# [Aim]
Skip the pictures and repeat each line of the data exactly.

* Start Listing *

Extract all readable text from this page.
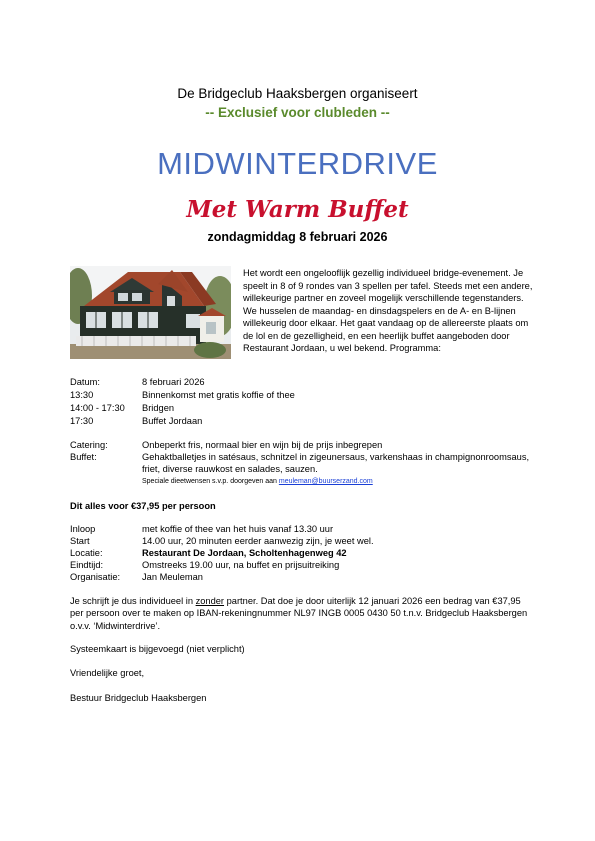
De Bridgeclub Haaksbergen organiseert
-- Exclusief voor clubleden --
MIDWINTERDRIVE
Met Warm Buffet
zondagmiddag 8 februari 2026
Het wordt een ongelooflijk gezellig individueel bridge-evenement. Je speelt in 8 of 9 rondes van 3 spellen per tafel. Steeds met een andere, willekeurige partner en zoveel mogelijk verschillende tegenstanders. We husselen de maandag- en dinsdagspelers en de A- en B-lijnen willekeurig door elkaar. Het gaat vandaag op de allereerste plaats om de lol en de gezelligheid, en een heerlijk buffet aangeboden door Restaurant Jordaan, u wel bekend. Programma:
Datum:	8 februari 2026
13:30	Binnenkomst met gratis koffie of thee
14:00 - 17:30 Bridgen
17:30	Buffet Jordaan
Catering:	Onbeperkt fris, normaal bier en wijn bij de prijs inbegrepen
Buffet:	Gehaktballetjes in satésaus, schnitzel in zigeunersaus, varkenshaas in champignonroomsaus,
friet, diverse rauwkost en salades, sauzen.
Speciale dieetwensen s.v.p. doorgeven aan meuleman@buurserzand.com
Dit alles voor €37,95 per persoon
Inloop	met koffie of thee van het huis vanaf 13.30 uur
Start	14.00 uur, 20 minuten eerder aanwezig zijn, je weet wel.
Locatie:	Restaurant De Jordaan, Scholtenhagenweg 42
Eindtijd:	Omstreeks 19.00 uur, na buffet en prijsuitreiking
Organisatie: Jan Meuleman
Je schrijft je dus individueel in zonder partner. Dat doe je door uiterlijk 12 januari 2026 een bedrag van €37,95
per persoon over te maken op IBAN-rekeningnummer NL97 INGB 0005 0430 50 t.n.v. Bridgeclub Haaksbergen
o.v.v. ‘Midwinterdrive’.
Systeemkaart is bijgevoegd (niet verplicht)
Vriendelijke groet,
Bestuur Bridgeclub Haaksbergen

* End Listing *

# [Finished task]
Extract all readable text from this page.
De Bridgeclub Haaksbergen organiseert
-- Exclusief voor clubleden --
MIDWINTERDRIVE
Met Warm Buffet
zondagmiddag 8 februari 2026
Het wordt een ongelooflijk gezellig individueel bridge-evenement. Je speelt in 8 of 9 rondes van 3 spellen per tafel. Steeds met een andere, willekeurige partner en zoveel mogelijk verschillende tegenstanders. We husselen de maandag- en dinsdagspelers en de A- en B-lijnen willekeurig door elkaar. Het gaat vandaag op de allereerste plaats om de lol en de gezelligheid, en een heerlijk buffet aangeboden door Restaurant Jordaan, u wel bekend. Programma:
Datum:	8 februari 2026
13:30	Binnenkomst met gratis koffie of thee
14:00 - 17:30 Bridgen
17:30	Buffet Jordaan
Catering:	Onbeperkt fris, normaal bier en wijn bij de prijs inbegrepen
Buffet:	Gehaktballetjes in satésaus, schnitzel in zigeunersaus, varkenshaas in champignonroomsaus,
friet, diverse rauwkost en salades, sauzen.
Speciale dieetwensen s.v.p. doorgeven aan meuleman@buurserzand.com
Dit alles voor €37,95 per persoon
Inloop	met koffie of thee van het huis vanaf 13.30 uur
Start	14.00 uur, 20 minuten eerder aanwezig zijn, je weet wel.
Locatie:	Restaurant De Jordaan, Scholtenhagenweg 42
Eindtijd:	Omstreeks 19.00 uur, na buffet en prijsuitreiking
Organisatie: Jan Meuleman
Je schrijft je dus individueel in zonder partner. Dat doe je door uiterlijk 12 januari 2026 een bedrag van €37,95
per persoon over te maken op IBAN-rekeningnummer NL97 INGB 0005 0430 50 t.n.v. Bridgeclub Haaksbergen
o.v.v. ‘Midwinterdrive’.
Systeemkaart is bijgevoegd (niet verplicht)
Vriendelijke groet,
Bestuur Bridgeclub Haaksbergen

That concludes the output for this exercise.